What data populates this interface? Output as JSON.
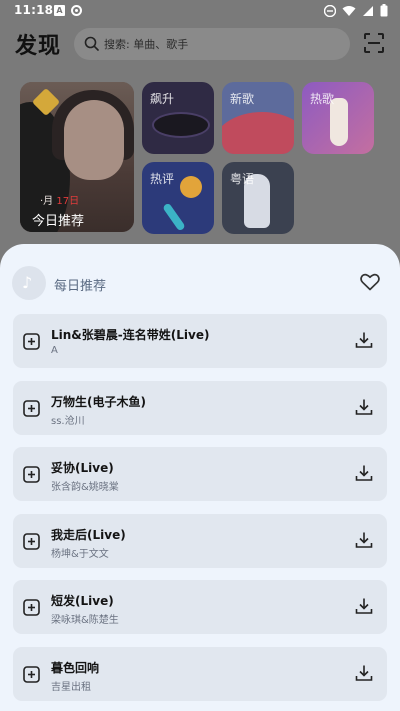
{
  "status_bar": {
    "time": "11:18",
    "badge_letter": "A"
  },
  "header": {
    "title": "发现",
    "search_placeholder": "搜索: 单曲、歌手"
  },
  "tiles": {
    "daily": {
      "date_month": "·月",
      "date_day": "17日",
      "title": "今日推荐"
    },
    "soar": "飙升",
    "new": "新歌",
    "hot": "热歌",
    "review": "热评",
    "canto": "粤语"
  },
  "sheet": {
    "title": "每日推荐",
    "songs": [
      {
        "name": "Lin&张碧晨-连名带姓(Live)",
        "artist": "A"
      },
      {
        "name": "万物生(电子木鱼)",
        "artist": "ss.沧川"
      },
      {
        "name": "妥协(Live)",
        "artist": "张含韵&姚晓棠"
      },
      {
        "name": "我走后(Live)",
        "artist": "杨坤&于文文"
      },
      {
        "name": "短发(Live)",
        "artist": "梁咏琪&陈楚生"
      },
      {
        "name": "暮色回响",
        "artist": "吉星出租"
      }
    ]
  },
  "colors": {
    "sheet_bg": "#eef4fc",
    "card_bg": "#e1e7ef",
    "accent_date": "#e03b3b"
  }
}
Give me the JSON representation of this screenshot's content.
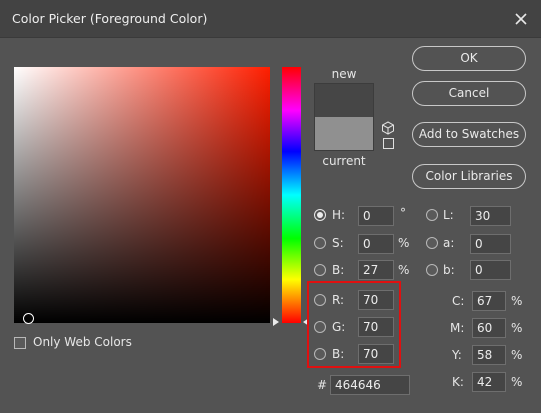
{
  "window": {
    "title": "Color Picker (Foreground Color)",
    "close_icon": "close-icon"
  },
  "preview": {
    "new_label": "new",
    "current_label": "current",
    "new_color": "#464646",
    "current_color": "#909090"
  },
  "buttons": {
    "ok": "OK",
    "cancel": "Cancel",
    "add_to_swatches": "Add to Swatches",
    "color_libraries": "Color Libraries"
  },
  "hsb": {
    "h_label": "H:",
    "h_value": "0",
    "h_unit": "°",
    "s_label": "S:",
    "s_value": "0",
    "s_unit": "%",
    "b_label": "B:",
    "b_value": "27",
    "b_unit": "%"
  },
  "lab": {
    "l_label": "L:",
    "l_value": "30",
    "a_label": "a:",
    "a_value": "0",
    "b_label": "b:",
    "b_value": "0"
  },
  "rgb": {
    "r_label": "R:",
    "r_value": "70",
    "g_label": "G:",
    "g_value": "70",
    "b_label": "B:",
    "b_value": "70"
  },
  "cmyk": {
    "c_label": "C:",
    "c_value": "67",
    "c_unit": "%",
    "m_label": "M:",
    "m_value": "60",
    "m_unit": "%",
    "y_label": "Y:",
    "y_value": "58",
    "y_unit": "%",
    "k_label": "K:",
    "k_value": "42",
    "k_unit": "%"
  },
  "hex": {
    "label": "#",
    "value": "464646"
  },
  "only_web_colors": {
    "label": "Only Web Colors",
    "checked": false
  },
  "selected_mode": "H",
  "colors": {
    "highlight": "#e01010",
    "dialog_bg": "#535353",
    "field_hue": "#ff1e00"
  }
}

════════

## Required task
Set down all the data again exactly as above, pictures excluded.

## Output
What data populates this interface? Output as JSON.
{
  "status_bar": {
    "time": "11:18",
    "badge_letter": "A"
  },
  "header": {
    "title": "发现",
    "search_placeholder": "搜索: 单曲、歌手"
  },
  "tiles": {
    "daily": {
      "date_month": "·月",
      "date_day": "17日",
      "title": "今日推荐"
    },
    "soar": "飙升",
    "new": "新歌",
    "hot": "热歌",
    "review": "热评",
    "canto": "粤语"
  },
  "sheet": {
    "title": "每日推荐",
    "songs": [
      {
        "name": "Lin&张碧晨-连名带姓(Live)",
        "artist": "A"
      },
      {
        "name": "万物生(电子木鱼)",
        "artist": "ss.沧川"
      },
      {
        "name": "妥协(Live)",
        "artist": "张含韵&姚晓棠"
      },
      {
        "name": "我走后(Live)",
        "artist": "杨坤&于文文"
      },
      {
        "name": "短发(Live)",
        "artist": "梁咏琪&陈楚生"
      },
      {
        "name": "暮色回响",
        "artist": "吉星出租"
      }
    ]
  },
  "colors": {
    "sheet_bg": "#eef4fc",
    "card_bg": "#e1e7ef",
    "accent_date": "#e03b3b"
  }
}
Give me the JSON representation of this screenshot's content.
{
  "window": {
    "title": "Color Picker (Foreground Color)",
    "close_icon": "close-icon"
  },
  "preview": {
    "new_label": "new",
    "current_label": "current",
    "new_color": "#464646",
    "current_color": "#909090"
  },
  "buttons": {
    "ok": "OK",
    "cancel": "Cancel",
    "add_to_swatches": "Add to Swatches",
    "color_libraries": "Color Libraries"
  },
  "hsb": {
    "h_label": "H:",
    "h_value": "0",
    "h_unit": "°",
    "s_label": "S:",
    "s_value": "0",
    "s_unit": "%",
    "b_label": "B:",
    "b_value": "27",
    "b_unit": "%"
  },
  "lab": {
    "l_label": "L:",
    "l_value": "30",
    "a_label": "a:",
    "a_value": "0",
    "b_label": "b:",
    "b_value": "0"
  },
  "rgb": {
    "r_label": "R:",
    "r_value": "70",
    "g_label": "G:",
    "g_value": "70",
    "b_label": "B:",
    "b_value": "70"
  },
  "cmyk": {
    "c_label": "C:",
    "c_value": "67",
    "c_unit": "%",
    "m_label": "M:",
    "m_value": "60",
    "m_unit": "%",
    "y_label": "Y:",
    "y_value": "58",
    "y_unit": "%",
    "k_label": "K:",
    "k_value": "42",
    "k_unit": "%"
  },
  "hex": {
    "label": "#",
    "value": "464646"
  },
  "only_web_colors": {
    "label": "Only Web Colors",
    "checked": false
  },
  "selected_mode": "H",
  "colors": {
    "highlight": "#e01010",
    "dialog_bg": "#535353",
    "field_hue": "#ff1e00"
  }
}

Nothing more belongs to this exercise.